*(The dataset described in this post is currently publicly available in Kaggle.)*

# 1 Question

How can we tell the greatness of a movie before it is released in cinema? This question puzzled me for a long time since there is no universal way to claim the goodness of movies. Many people rely on critics to gauge the quality of a film, while others use their instincts. But it takes the time to obtain a reasonable amount of critics review after a movie is released. And human instinct sometimes is unreliable.

Given that thousands of movies were produced each year, is there a better way for us to tell the greatness of movie without relying on critics or our own instincts?

# 2 Scraping 5000+ movies from IMDB

The tools I used for scraping all 5000+ movies is a Python library called "scrapy". Below are some brief steps. The source codes and documentations can be found in github page here.

- Use scrapy in Python to obtain a list of 5043 movie titles of from "the-numbers" website. (code)

Dataset entries —

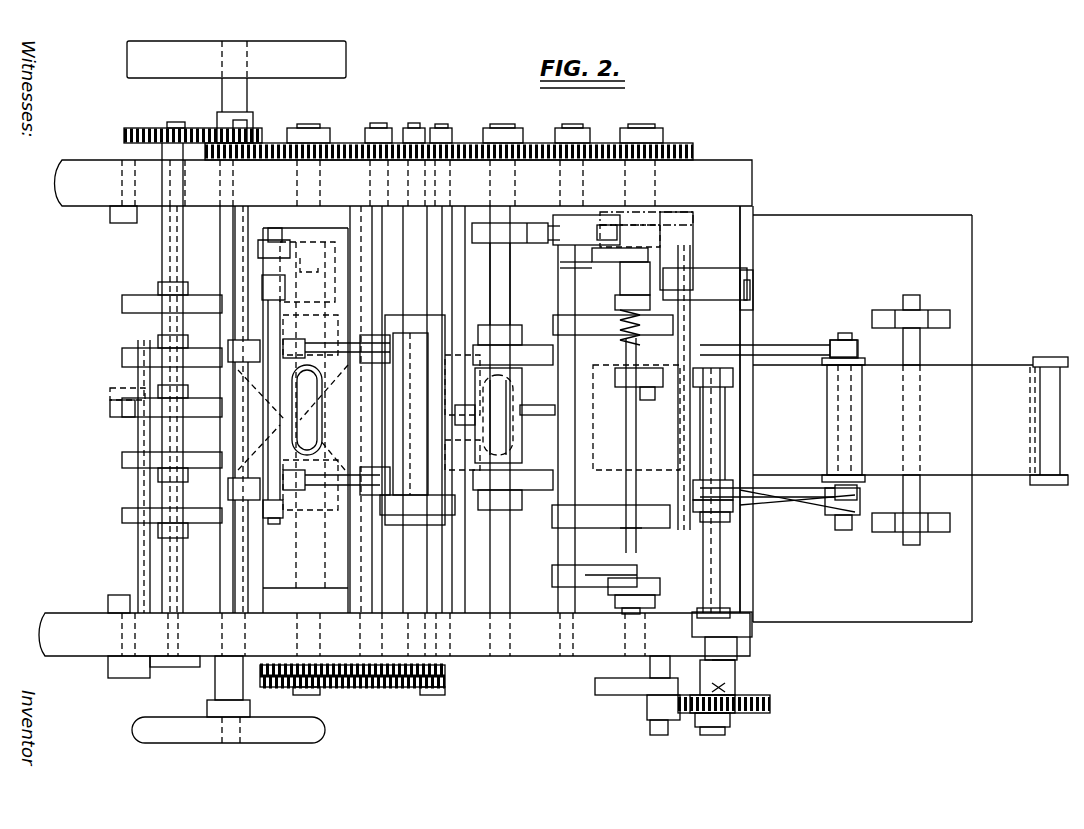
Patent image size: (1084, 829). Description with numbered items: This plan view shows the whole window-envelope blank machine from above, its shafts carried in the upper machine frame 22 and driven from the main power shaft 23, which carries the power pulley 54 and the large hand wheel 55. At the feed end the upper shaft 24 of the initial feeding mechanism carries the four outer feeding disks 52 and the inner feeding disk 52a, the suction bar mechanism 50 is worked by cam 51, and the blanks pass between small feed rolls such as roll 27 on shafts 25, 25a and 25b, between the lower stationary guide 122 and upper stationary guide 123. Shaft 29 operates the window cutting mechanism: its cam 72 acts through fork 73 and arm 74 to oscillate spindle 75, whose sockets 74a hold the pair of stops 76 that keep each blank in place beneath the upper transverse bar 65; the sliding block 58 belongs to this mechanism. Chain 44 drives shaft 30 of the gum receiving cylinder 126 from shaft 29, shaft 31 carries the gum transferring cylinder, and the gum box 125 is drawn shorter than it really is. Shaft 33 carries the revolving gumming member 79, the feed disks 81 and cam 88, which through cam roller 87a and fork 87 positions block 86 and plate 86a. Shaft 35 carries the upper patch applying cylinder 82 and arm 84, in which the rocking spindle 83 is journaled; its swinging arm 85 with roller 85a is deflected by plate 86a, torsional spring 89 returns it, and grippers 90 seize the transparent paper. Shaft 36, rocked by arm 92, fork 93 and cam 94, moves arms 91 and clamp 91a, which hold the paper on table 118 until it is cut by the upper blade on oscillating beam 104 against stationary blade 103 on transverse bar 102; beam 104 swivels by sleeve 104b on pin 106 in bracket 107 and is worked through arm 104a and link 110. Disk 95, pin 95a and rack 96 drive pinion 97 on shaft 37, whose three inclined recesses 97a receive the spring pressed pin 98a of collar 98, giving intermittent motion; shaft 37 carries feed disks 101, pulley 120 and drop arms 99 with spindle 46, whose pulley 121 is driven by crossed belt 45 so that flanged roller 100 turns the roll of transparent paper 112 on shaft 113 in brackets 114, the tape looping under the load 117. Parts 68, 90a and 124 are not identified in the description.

The upper machine frame 22 is at (505, 408).
The main power shaft 23 is at (228, 392).
The upper shaft of the initial feeding mechanism 24 is at (172, 122).
The feed roll shaft 25 is at (252, 118).
The feed roll shaft 25a is at (372, 124).
The feed roll shaft 25b is at (446, 124).
The small feed roll 27 is at (218, 486).
The window punching shaft 29 is at (312, 124).
The gum receiving cylinder shaft 30 is at (400, 124).
The gum transferring cylinder shaft 31 is at (461, 409).
The gumming member shaft 33 is at (505, 124).
The upper patch applying cylinder shaft 35 is at (635, 124).
The clamp shaft 36 is at (572, 124).
The transparent paper feed shaft 37 is at (720, 572).
The chain 44 is at (335, 688).
The crossed belt 45 is at (790, 520).
The spindle 46 is at (840, 532).
The suction bar and mechanism 50 is at (138, 484).
The cam 51 is at (150, 672).
The upper and outer feeding disks 52 is at (172, 410).
The inner feeding disk 52a is at (166, 401).
The power pulley 54 is at (236, 59).
The hand wheel 55 is at (228, 730).
The sliding block 58 is at (304, 417).
The upper transverse bar 65 is at (305, 420).
The slot 68 is at (306, 410).
The cam 72 is at (319, 271).
The fork 73 is at (285, 278).
The arm 74 is at (252, 238).
The socket 74a is at (290, 338).
The spindle 75 is at (275, 232).
The stops 76 is at (332, 344).
The revolving gumming member 79 is at (520, 400).
The feed disks 81 is at (513, 417).
The upper patch applying cylinder 82 is at (636, 417).
The revolving and rocking spindle 83 is at (626, 392).
The arm 84 is at (615, 304).
The swinging arm 85 is at (620, 286).
The cam roller 85a is at (605, 256).
The block 86 is at (630, 232).
The plate 86a is at (590, 266).
The fork 87 is at (522, 250).
The cam roller 87a is at (545, 232).
The cam 88 is at (510, 233).
The torsional spring 89 is at (620, 320).
The grippers 90 is at (639, 377).
The lug 90a is at (672, 402).
The arms 91 is at (562, 324).
The clamp 91a is at (712, 420).
The arm 92 is at (552, 574).
The fork 93 is at (650, 580).
The cam 94 is at (615, 592).
The disk 95 is at (608, 690).
The pin 95a is at (655, 727).
The rack 96 is at (740, 695).
The pinion 97 is at (710, 706).
The inclined recesses 97a is at (735, 672).
The collar 98 is at (755, 650).
The spring pressed pin 98a is at (735, 686).
The drop arms 99 is at (803, 352).
The flanged roller 100 is at (855, 402).
The feed disks 101 is at (733, 380).
The transverse bar 102 is at (752, 240).
The stationary blade 103 is at (716, 524).
The oscillating beam 104 is at (705, 518).
The arm 104a is at (690, 243).
The sleeve 104b is at (705, 270).
The pin 106 is at (753, 290).
The bracket 107 is at (753, 276).
The link 110 is at (568, 228).
The roll of transparent paper 112 is at (910, 420).
The shaft 113 is at (920, 350).
The brackets 114 is at (882, 312).
The load 117 is at (1052, 485).
The table 118 is at (626, 528).
The pulley 120 is at (724, 501).
The pulley 121 is at (850, 505).
The stationary guide 122 is at (462, 412).
The upper stationary guide 123 is at (522, 422).
The slot 124 is at (562, 405).
The gum box 125 is at (400, 526).
The gum receiving cylinder 126 is at (415, 420).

Stated problem A —
In the IMDB scraping post, what Python library was used to scrape the movies?
Stated problem B —
Reproduce the passage of the IMDB scraping post between "# 1 Question" and "our own instincts?", inclusive.
Stated problem C —
Carry on writing the IMDB scraping post from the point where it stops.

Response A —
A Python library called "scrapy".

Response B —
# 1 Question

How can we tell the greatness of a movie before it is released in cinema? This question puzzled me for a long time since there is no universal way to claim the goodness of movies. Many people rely on critics to gauge the quality of a film, while others use their instincts. But it takes the time to obtain a reasonable amount of critics review after a movie is released. And human instinct sometimes is unreliable.

Given that thousands of movies were produced each year, is there a better way for us to tell the greatness of movie without relying on critics or our own instincts?

Response C —
- Save the titles into a JSON file
- Search those titles from IMDB website to get the real IMDB movie links (code)
- Send HTTP request to each movie page using the links, and scrapy the page and get all data (code)
- Perform face detection for all posters to get face number (python code)
- Parse the aggregated data, clean it, and reformat it to CSV file (python code).
- The final CSV file can be found here.

Many important movie information were considered and scraped from IMDB website. For example, movie title, director name, cast list, genres, etc.

The scraping process took 2 hours to finish. The scraping of movie posters took a little longer than pure text data. In the end, I was able to obtain all needed variables for 5043 movies and 4096 posters. Overall, they span across 100 years in 66 countries. There are 2399 unique director names, and 30K actors/actresses.

The image below shows all the 28 variables that I scraped. Roughly speaking, half of the variables is directly related to movies themselves, such as title, year, duration, etc. Another half is related to the people who involved in the production of the movies, eg, director names, director facebook popularity, movie rating from critics, etc.

# 3 Face detection from movie posters

I am especially interested in knowing the answer to this question: Will the number of human faces in movie poster correlate with the movie rating?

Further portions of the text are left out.